[Begin Source material]
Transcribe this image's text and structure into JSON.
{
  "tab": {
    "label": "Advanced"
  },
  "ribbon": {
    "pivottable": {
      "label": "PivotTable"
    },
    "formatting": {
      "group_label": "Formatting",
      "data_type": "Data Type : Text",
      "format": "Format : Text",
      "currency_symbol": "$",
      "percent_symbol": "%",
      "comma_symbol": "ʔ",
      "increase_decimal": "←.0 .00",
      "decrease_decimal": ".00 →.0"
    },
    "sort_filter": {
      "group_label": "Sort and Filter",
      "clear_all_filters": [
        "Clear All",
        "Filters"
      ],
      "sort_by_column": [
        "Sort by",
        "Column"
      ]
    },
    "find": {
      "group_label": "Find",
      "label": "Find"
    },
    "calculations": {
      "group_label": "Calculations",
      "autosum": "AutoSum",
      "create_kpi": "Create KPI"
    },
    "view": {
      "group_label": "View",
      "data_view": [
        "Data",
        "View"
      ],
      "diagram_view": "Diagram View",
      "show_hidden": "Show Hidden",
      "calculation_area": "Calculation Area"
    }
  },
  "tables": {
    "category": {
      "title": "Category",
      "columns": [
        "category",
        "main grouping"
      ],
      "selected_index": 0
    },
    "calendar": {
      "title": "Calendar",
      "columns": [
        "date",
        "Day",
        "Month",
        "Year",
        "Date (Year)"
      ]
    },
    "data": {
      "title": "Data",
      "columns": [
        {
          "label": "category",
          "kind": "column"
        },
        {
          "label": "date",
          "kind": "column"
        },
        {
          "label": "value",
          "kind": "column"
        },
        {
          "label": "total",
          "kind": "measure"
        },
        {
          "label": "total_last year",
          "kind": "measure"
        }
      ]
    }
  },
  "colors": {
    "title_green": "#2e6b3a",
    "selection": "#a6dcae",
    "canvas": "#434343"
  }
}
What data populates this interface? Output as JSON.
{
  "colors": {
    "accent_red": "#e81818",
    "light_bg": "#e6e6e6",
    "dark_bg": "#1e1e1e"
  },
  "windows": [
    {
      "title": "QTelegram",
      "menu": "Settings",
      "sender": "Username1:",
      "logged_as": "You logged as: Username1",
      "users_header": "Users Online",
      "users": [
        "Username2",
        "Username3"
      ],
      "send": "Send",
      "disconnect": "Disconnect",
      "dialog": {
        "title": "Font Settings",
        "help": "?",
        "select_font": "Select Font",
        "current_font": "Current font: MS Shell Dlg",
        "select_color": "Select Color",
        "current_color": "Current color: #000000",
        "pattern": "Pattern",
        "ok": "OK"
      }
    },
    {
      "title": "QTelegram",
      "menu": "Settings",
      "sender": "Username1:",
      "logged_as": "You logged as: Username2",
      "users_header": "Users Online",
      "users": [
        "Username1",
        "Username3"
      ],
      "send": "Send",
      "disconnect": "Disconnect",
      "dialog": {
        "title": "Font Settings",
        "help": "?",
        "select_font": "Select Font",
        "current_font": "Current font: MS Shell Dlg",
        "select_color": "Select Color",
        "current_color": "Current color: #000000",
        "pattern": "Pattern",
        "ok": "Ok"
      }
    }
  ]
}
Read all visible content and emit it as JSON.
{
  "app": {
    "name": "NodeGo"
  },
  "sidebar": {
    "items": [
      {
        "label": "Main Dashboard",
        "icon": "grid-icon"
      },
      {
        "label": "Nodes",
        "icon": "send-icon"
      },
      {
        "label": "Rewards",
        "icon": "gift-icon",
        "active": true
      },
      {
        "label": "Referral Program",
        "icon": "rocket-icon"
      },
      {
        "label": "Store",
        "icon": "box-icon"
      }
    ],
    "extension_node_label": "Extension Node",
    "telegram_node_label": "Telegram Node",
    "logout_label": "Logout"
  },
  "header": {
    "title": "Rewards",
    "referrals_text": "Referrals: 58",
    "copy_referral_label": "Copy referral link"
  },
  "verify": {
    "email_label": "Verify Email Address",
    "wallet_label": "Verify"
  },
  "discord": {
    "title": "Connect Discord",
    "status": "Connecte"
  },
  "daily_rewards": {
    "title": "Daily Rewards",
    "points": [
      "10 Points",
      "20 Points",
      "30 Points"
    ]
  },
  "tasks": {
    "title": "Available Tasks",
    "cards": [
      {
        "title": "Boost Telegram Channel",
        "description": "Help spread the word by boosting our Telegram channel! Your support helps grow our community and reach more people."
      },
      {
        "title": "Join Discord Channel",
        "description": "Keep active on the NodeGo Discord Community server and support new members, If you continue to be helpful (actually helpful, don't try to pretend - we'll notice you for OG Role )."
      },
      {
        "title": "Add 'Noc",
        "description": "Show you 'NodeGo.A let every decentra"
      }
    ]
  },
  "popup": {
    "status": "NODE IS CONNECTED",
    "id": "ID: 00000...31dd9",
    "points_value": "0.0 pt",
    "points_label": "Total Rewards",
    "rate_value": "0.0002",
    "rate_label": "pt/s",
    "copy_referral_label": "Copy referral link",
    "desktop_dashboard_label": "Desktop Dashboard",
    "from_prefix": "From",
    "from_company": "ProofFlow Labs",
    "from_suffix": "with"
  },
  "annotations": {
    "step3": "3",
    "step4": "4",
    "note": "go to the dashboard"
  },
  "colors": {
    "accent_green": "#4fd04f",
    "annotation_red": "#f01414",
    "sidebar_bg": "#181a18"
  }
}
[End Source material]
Exercise task :: Every record should be given again exactly.

The result ::
Transcribe this image's text and structure into JSON.
{
  "tab": {
    "label": "Advanced"
  },
  "ribbon": {
    "pivottable": {
      "label": "PivotTable"
    },
    "formatting": {
      "group_label": "Formatting",
      "data_type": "Data Type : Text",
      "format": "Format : Text",
      "currency_symbol": "$",
      "percent_symbol": "%",
      "comma_symbol": "ʔ",
      "increase_decimal": "←.0 .00",
      "decrease_decimal": ".00 →.0"
    },
    "sort_filter": {
      "group_label": "Sort and Filter",
      "clear_all_filters": [
        "Clear All",
        "Filters"
      ],
      "sort_by_column": [
        "Sort by",
        "Column"
      ]
    },
    "find": {
      "group_label": "Find",
      "label": "Find"
    },
    "calculations": {
      "group_label": "Calculations",
      "autosum": "AutoSum",
      "create_kpi": "Create KPI"
    },
    "view": {
      "group_label": "View",
      "data_view": [
        "Data",
        "View"
      ],
      "diagram_view": "Diagram View",
      "show_hidden": "Show Hidden",
      "calculation_area": "Calculation Area"
    }
  },
  "tables": {
    "category": {
      "title": "Category",
      "columns": [
        "category",
        "main grouping"
      ],
      "selected_index": 0
    },
    "calendar": {
      "title": "Calendar",
      "columns": [
        "date",
        "Day",
        "Month",
        "Year",
        "Date (Year)"
      ]
    },
    "data": {
      "title": "Data",
      "columns": [
        {
          "label": "category",
          "kind": "column"
        },
        {
          "label": "date",
          "kind": "column"
        },
        {
          "label": "value",
          "kind": "column"
        },
        {
          "label": "total",
          "kind": "measure"
        },
        {
          "label": "total_last year",
          "kind": "measure"
        }
      ]
    }
  },
  "colors": {
    "title_green": "#2e6b3a",
    "selection": "#a6dcae",
    "canvas": "#434343"
  }
}
What data populates this interface? Output as JSON.
{
  "colors": {
    "accent_red": "#e81818",
    "light_bg": "#e6e6e6",
    "dark_bg": "#1e1e1e"
  },
  "windows": [
    {
      "title": "QTelegram",
      "menu": "Settings",
      "sender": "Username1:",
      "logged_as": "You logged as: Username1",
      "users_header": "Users Online",
      "users": [
        "Username2",
        "Username3"
      ],
      "send": "Send",
      "disconnect": "Disconnect",
      "dialog": {
        "title": "Font Settings",
        "help": "?",
        "select_font": "Select Font",
        "current_font": "Current font: MS Shell Dlg",
        "select_color": "Select Color",
        "current_color": "Current color: #000000",
        "pattern": "Pattern",
        "ok": "OK"
      }
    },
    {
      "title": "QTelegram",
      "menu": "Settings",
      "sender": "Username1:",
      "logged_as": "You logged as: Username2",
      "users_header": "Users Online",
      "users": [
        "Username1",
        "Username3"
      ],
      "send": "Send",
      "disconnect": "Disconnect",
      "dialog": {
        "title": "Font Settings",
        "help": "?",
        "select_font": "Select Font",
        "current_font": "Current font: MS Shell Dlg",
        "select_color": "Select Color",
        "current_color": "Current color: #000000",
        "pattern": "Pattern",
        "ok": "Ok"
      }
    }
  ]
}
Read all visible content and emit it as JSON.
{
  "app": {
    "name": "NodeGo"
  },
  "sidebar": {
    "items": [
      {
        "label": "Main Dashboard",
        "icon": "grid-icon"
      },
      {
        "label": "Nodes",
        "icon": "send-icon"
      },
      {
        "label": "Rewards",
        "icon": "gift-icon",
        "active": true
      },
      {
        "label": "Referral Program",
        "icon": "rocket-icon"
      },
      {
        "label": "Store",
        "icon": "box-icon"
      }
    ],
    "extension_node_label": "Extension Node",
    "telegram_node_label": "Telegram Node",
    "logout_label": "Logout"
  },
  "header": {
    "title": "Rewards",
    "referrals_text": "Referrals: 58",
    "copy_referral_label": "Copy referral link"
  },
  "verify": {
    "email_label": "Verify Email Address",
    "wallet_label": "Verify"
  },
  "discord": {
    "title": "Connect Discord",
    "status": "Connecte"
  },
  "daily_rewards": {
    "title": "Daily Rewards",
    "points": [
      "10 Points",
      "20 Points",
      "30 Points"
    ]
  },
  "tasks": {
    "title": "Available Tasks",
    "cards": [
      {
        "title": "Boost Telegram Channel",
        "description": "Help spread the word by boosting our Telegram channel! Your support helps grow our community and reach more people."
      },
      {
        "title": "Join Discord Channel",
        "description": "Keep active on the NodeGo Discord Community server and support new members, If you continue to be helpful (actually helpful, don't try to pretend - we'll notice you for OG Role )."
      },
      {
        "title": "Add 'Noc",
        "description": "Show you 'NodeGo.A let every decentra"
      }
    ]
  },
  "popup": {
    "status": "NODE IS CONNECTED",
    "id": "ID: 00000...31dd9",
    "points_value": "0.0 pt",
    "points_label": "Total Rewards",
    "rate_value": "0.0002",
    "rate_label": "pt/s",
    "copy_referral_label": "Copy referral link",
    "desktop_dashboard_label": "Desktop Dashboard",
    "from_prefix": "From",
    "from_company": "ProofFlow Labs",
    "from_suffix": "with"
  },
  "annotations": {
    "step3": "3",
    "step4": "4",
    "note": "go to the dashboard"
  },
  "colors": {
    "accent_green": "#4fd04f",
    "annotation_red": "#f01414",
    "sidebar_bg": "#181a18"
  }
}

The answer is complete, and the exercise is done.